▶ [FIL DE DISCUSSION]:
"""

# Transfert de données ipod vers nouvel ordi???



## sebcans (8 Mai 2008)

Bonjour,

Voilà presque un an que la mauvaise blague m'est arrivée!!!
Au réveil dans une chambre d'hôtel je constate que l'on m'a cambriolé 
pendant mon sommeil. Plus de montre, d'appareil photo...et d'ordi!!!:hein:
Mon super PowerBook envolé et bien sûr toutes les doonées non sauvegardées aussi!!!:rose:
Seul point positif, il me reste mon vieil ipod photo 60gb et aujourd'hui je souhaite récupérer les données sur mon tout nouveau MacBook!!!
Comment faire??? Existe-t-il un logiciel accessible en téléchargement??? Gratuit???
Merci pour vos conseils.
Sébastien CANS


----------



## whereismymind (9 Mai 2008)

Essaie iPodDisk.


----------



## richard-deux (10 Mai 2008)

Sinon, il y a aussi Senuti.

"""

▶ [CONSIGNES]:
1. Recopiez à l'identique, dans la liste, le passage qui va de la ligne contenant « tradingview-logo-icon: 17 bbox=[10, 542, 24, 557] » à la ligne contenant « candle-body-20 bbox=[346, 248, 353, 250] », ces deux lignes incluses.
2. Prolongez le fil de discussion sur la récupération des données d'un iPod vers un nouveau MacBook en rédigeant la suite après son dernier message.
La liste qui suit est sans rapport avec le fil de discussion.

▶ [Données sources]:
"""

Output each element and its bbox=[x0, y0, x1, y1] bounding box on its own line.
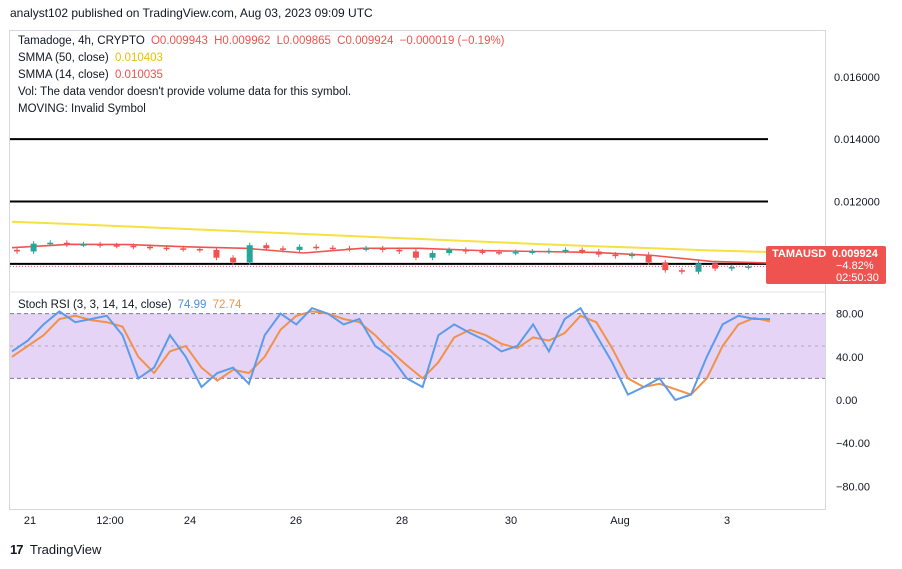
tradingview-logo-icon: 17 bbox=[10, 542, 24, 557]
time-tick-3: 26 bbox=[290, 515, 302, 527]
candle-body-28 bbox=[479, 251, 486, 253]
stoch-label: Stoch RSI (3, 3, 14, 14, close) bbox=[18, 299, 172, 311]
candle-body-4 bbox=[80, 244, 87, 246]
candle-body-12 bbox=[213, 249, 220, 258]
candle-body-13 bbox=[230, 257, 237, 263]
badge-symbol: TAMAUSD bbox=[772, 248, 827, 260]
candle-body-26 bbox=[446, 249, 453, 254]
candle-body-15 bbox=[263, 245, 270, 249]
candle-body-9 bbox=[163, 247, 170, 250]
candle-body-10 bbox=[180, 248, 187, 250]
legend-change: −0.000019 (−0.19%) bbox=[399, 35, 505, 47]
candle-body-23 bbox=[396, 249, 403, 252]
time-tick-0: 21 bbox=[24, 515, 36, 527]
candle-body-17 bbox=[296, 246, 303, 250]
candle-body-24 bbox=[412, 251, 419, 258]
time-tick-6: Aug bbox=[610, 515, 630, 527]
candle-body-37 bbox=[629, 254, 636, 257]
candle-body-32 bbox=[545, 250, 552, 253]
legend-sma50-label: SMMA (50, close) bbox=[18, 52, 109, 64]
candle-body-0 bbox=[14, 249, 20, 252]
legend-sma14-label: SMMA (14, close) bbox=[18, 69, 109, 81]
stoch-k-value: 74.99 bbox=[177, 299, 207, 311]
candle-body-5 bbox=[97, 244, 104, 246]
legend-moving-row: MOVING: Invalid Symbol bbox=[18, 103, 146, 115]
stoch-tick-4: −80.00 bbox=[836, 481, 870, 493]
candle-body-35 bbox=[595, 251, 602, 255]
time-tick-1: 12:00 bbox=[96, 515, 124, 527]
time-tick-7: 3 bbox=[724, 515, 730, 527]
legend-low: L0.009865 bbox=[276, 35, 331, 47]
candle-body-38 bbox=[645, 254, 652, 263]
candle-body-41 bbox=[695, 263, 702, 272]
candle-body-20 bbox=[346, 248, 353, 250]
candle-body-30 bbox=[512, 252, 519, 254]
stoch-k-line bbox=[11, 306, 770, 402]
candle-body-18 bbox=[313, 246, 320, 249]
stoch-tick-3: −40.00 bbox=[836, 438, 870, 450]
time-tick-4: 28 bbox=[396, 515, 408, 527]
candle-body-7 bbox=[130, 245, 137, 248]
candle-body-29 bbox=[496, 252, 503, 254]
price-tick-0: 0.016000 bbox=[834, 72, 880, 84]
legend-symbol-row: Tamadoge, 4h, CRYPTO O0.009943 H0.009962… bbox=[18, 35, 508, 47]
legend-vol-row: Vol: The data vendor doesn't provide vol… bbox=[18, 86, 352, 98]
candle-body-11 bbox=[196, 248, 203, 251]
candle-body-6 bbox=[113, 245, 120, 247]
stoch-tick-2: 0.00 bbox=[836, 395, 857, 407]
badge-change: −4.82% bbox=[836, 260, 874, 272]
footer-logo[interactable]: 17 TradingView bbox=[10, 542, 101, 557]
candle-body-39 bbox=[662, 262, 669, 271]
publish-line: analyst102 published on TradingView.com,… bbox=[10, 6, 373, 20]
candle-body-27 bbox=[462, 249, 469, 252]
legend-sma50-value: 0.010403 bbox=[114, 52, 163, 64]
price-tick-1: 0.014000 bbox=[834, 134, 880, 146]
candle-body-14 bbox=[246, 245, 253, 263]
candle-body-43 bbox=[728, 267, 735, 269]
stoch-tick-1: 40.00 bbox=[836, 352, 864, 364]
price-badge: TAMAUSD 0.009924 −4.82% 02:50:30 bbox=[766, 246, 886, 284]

"""

▶ [RÉPONSES ATTENDUES]:
1.
tradingview-logo-icon: 17 bbox=[10, 542, 24, 557]
time-tick-3: 26 bbox=[290, 515, 302, 527]
candle-body-28 bbox=[479, 251, 486, 253]
stoch-label: Stoch RSI (3, 3, 14, 14, close) bbox=[18, 299, 172, 311]
candle-body-4 bbox=[80, 244, 87, 246]
candle-body-12 bbox=[213, 249, 220, 258]
candle-body-13 bbox=[230, 257, 237, 263]
badge-symbol: TAMAUSD bbox=[772, 248, 827, 260]
candle-body-26 bbox=[446, 249, 453, 254]
candle-body-15 bbox=[263, 245, 270, 249]
candle-body-9 bbox=[163, 247, 170, 250]
candle-body-10 bbox=[180, 248, 187, 250]
legend-change: −0.000019 (−0.19%) bbox=[399, 35, 505, 47]
candle-body-23 bbox=[396, 249, 403, 252]
time-tick-0: 21 bbox=[24, 515, 36, 527]
candle-body-17 bbox=[296, 246, 303, 250]
candle-body-24 bbox=[412, 251, 419, 258]
time-tick-6: Aug bbox=[610, 515, 630, 527]
candle-body-37 bbox=[629, 254, 636, 257]
candle-body-32 bbox=[545, 250, 552, 253]
legend-sma50-label: SMMA (50, close) bbox=[18, 52, 109, 64]
candle-body-0 bbox=[14, 249, 20, 252]
legend-sma14-label: SMMA (14, close) bbox=[18, 69, 109, 81]
stoch-k-value: 74.99 bbox=[177, 299, 207, 311]
candle-body-5 bbox=[97, 244, 104, 246]
legend-moving-row: MOVING: Invalid Symbol bbox=[18, 103, 146, 115]
stoch-tick-4: −80.00 bbox=[836, 481, 870, 493]
candle-body-35 bbox=[595, 251, 602, 255]
time-tick-1: 12:00 bbox=[96, 515, 124, 527]
time-tick-7: 3 bbox=[724, 515, 730, 527]
legend-low: L0.009865 bbox=[276, 35, 331, 47]
candle-body-38 bbox=[645, 254, 652, 263]
candle-body-41 bbox=[695, 263, 702, 272]
candle-body-20 bbox=[346, 248, 353, 250]

2.
----------



## 217ae1 (11 Mai 2008)

bonne chance.


----------



## AndjiPod (17 Mai 2008)

J'ai lu que c'est possible de transférer des données de l'Ipod vers Mac mais moi je possède deux Pc un avec Vista et l'autre avec Xp que faire?


----------



## bob32 (14 Août 2008)

bjr ! jai le meme soucis pour transferer les donnees d ipod vers nouvel ordi coment faire


----------



## fandipod (15 Août 2008)

Senuti est super je l'utilise très régulièrement!!!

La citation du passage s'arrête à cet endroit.